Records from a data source

----------------

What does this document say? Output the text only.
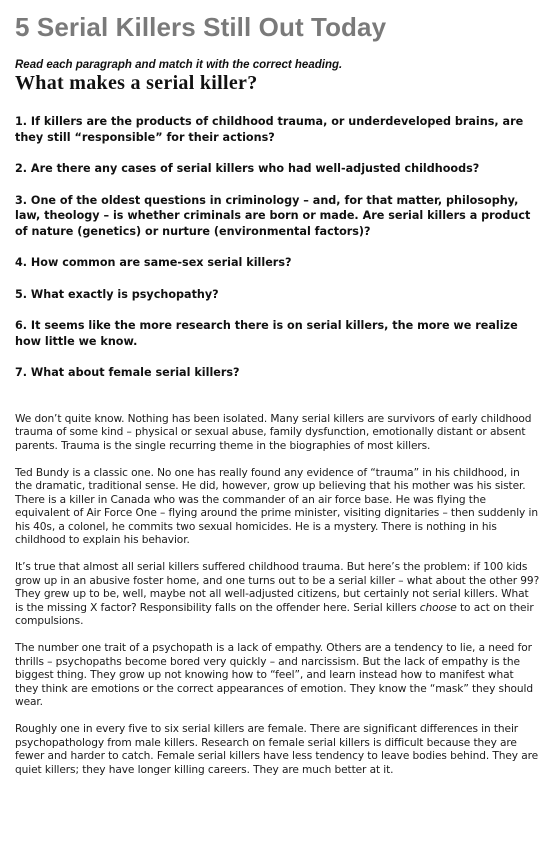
5 Serial Killers Still Out Today
Read each paragraph and match it with the correct heading.
What makes a serial killer?
1. If killers are the products of childhood trauma, or underdeveloped brains, are they still “responsible” for their actions?
2. Are there any cases of serial killers who had well-adjusted childhoods?
3. One of the oldest questions in criminology – and, for that matter, philosophy, law, theology – is whether criminals are born or made. Are serial killers a product of nature (genetics) or nurture (environmental factors)?
4. How common are same-sex serial killers?
5. What exactly is psychopathy?
6. It seems like the more research there is on serial killers, the more we realize how little we know.
7. What about female serial killers?

We don’t quite know. Nothing has been isolated. Many serial killers are survivors of early childhood trauma of some kind – physical or sexual abuse, family dysfunction, emotionally distant or absent parents. Trauma is the single recurring theme in the biographies of most killers.

Ted Bundy is a classic one. No one has really found any evidence of “trauma” in his childhood, in the dramatic, traditional sense. He did, however, grow up believing that his mother was his sister. There is a killer in Canada who was the commander of an air force base. He was flying the equivalent of Air Force One – flying around the prime minister, visiting dignitaries – then suddenly in his 40s, a colonel, he commits two sexual homicides. He is a mystery. There is nothing in his childhood to explain his behavior.

It’s true that almost all serial killers suffered childhood trauma. But here’s the problem: if 100 kids grow up in an abusive foster home, and one turns out to be a serial killer – what about the other 99? They grew up to be, well, maybe not all well-adjusted citizens, but certainly not serial killers. What is the missing X factor? Responsibility falls on the offender here. Serial killers choose to act on their compulsions.

The number one trait of a psychopath is a lack of empathy. Others are a tendency to lie, a need for thrills – psychopaths become bored very quickly – and narcissism. But the lack of empathy is the biggest thing. They grow up not knowing how to “feel”, and learn instead how to manifest what they think are emotions or the correct appearances of emotion. They know the “mask” they should wear.

Roughly one in every five to six serial killers are female. There are significant differences in their psychopathology from male killers. Research on female serial killers is difficult because they are fewer and harder to catch. Female serial killers have less tendency to leave bodies behind. They are quiet killers; they have longer killing careers. They are much better at it.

----------------

Nothing in the entries above should change when they are printed again, except that the pictures are dropped.

What does this document say? Output the text only.
5 Serial Killers Still Out Today
Read each paragraph and match it with the correct heading.
What makes a serial killer?
1. If killers are the products of childhood trauma, or underdeveloped brains, are they still “responsible” for their actions?
2. Are there any cases of serial killers who had well-adjusted childhoods?
3. One of the oldest questions in criminology – and, for that matter, philosophy, law, theology – is whether criminals are born or made. Are serial killers a product of nature (genetics) or nurture (environmental factors)?
4. How common are same-sex serial killers?
5. What exactly is psychopathy?
6. It seems like the more research there is on serial killers, the more we realize how little we know.
7. What about female serial killers?

We don’t quite know. Nothing has been isolated. Many serial killers are survivors of early childhood trauma of some kind – physical or sexual abuse, family dysfunction, emotionally distant or absent parents. Trauma is the single recurring theme in the biographies of most killers.

Ted Bundy is a classic one. No one has really found any evidence of “trauma” in his childhood, in the dramatic, traditional sense. He did, however, grow up believing that his mother was his sister. There is a killer in Canada who was the commander of an air force base. He was flying the equivalent of Air Force One – flying around the prime minister, visiting dignitaries – then suddenly in his 40s, a colonel, he commits two sexual homicides. He is a mystery. There is nothing in his childhood to explain his behavior.

It’s true that almost all serial killers suffered childhood trauma. But here’s the problem: if 100 kids grow up in an abusive foster home, and one turns out to be a serial killer – what about the other 99? They grew up to be, well, maybe not all well-adjusted citizens, but certainly not serial killers. What is the missing X factor? Responsibility falls on the offender here. Serial killers choose to act on their compulsions.

The number one trait of a psychopath is a lack of empathy. Others are a tendency to lie, a need for thrills – psychopaths become bored very quickly – and narcissism. But the lack of empathy is the biggest thing. They grow up not knowing how to “feel”, and learn instead how to manifest what they think are emotions or the correct appearances of emotion. They know the “mask” they should wear.

Roughly one in every five to six serial killers are female. There are significant differences in their psychopathology from male killers. Research on female serial killers is difficult because they are fewer and harder to catch. Female serial killers have less tendency to leave bodies behind. They are quiet killers; they have longer killing careers. They are much better at it.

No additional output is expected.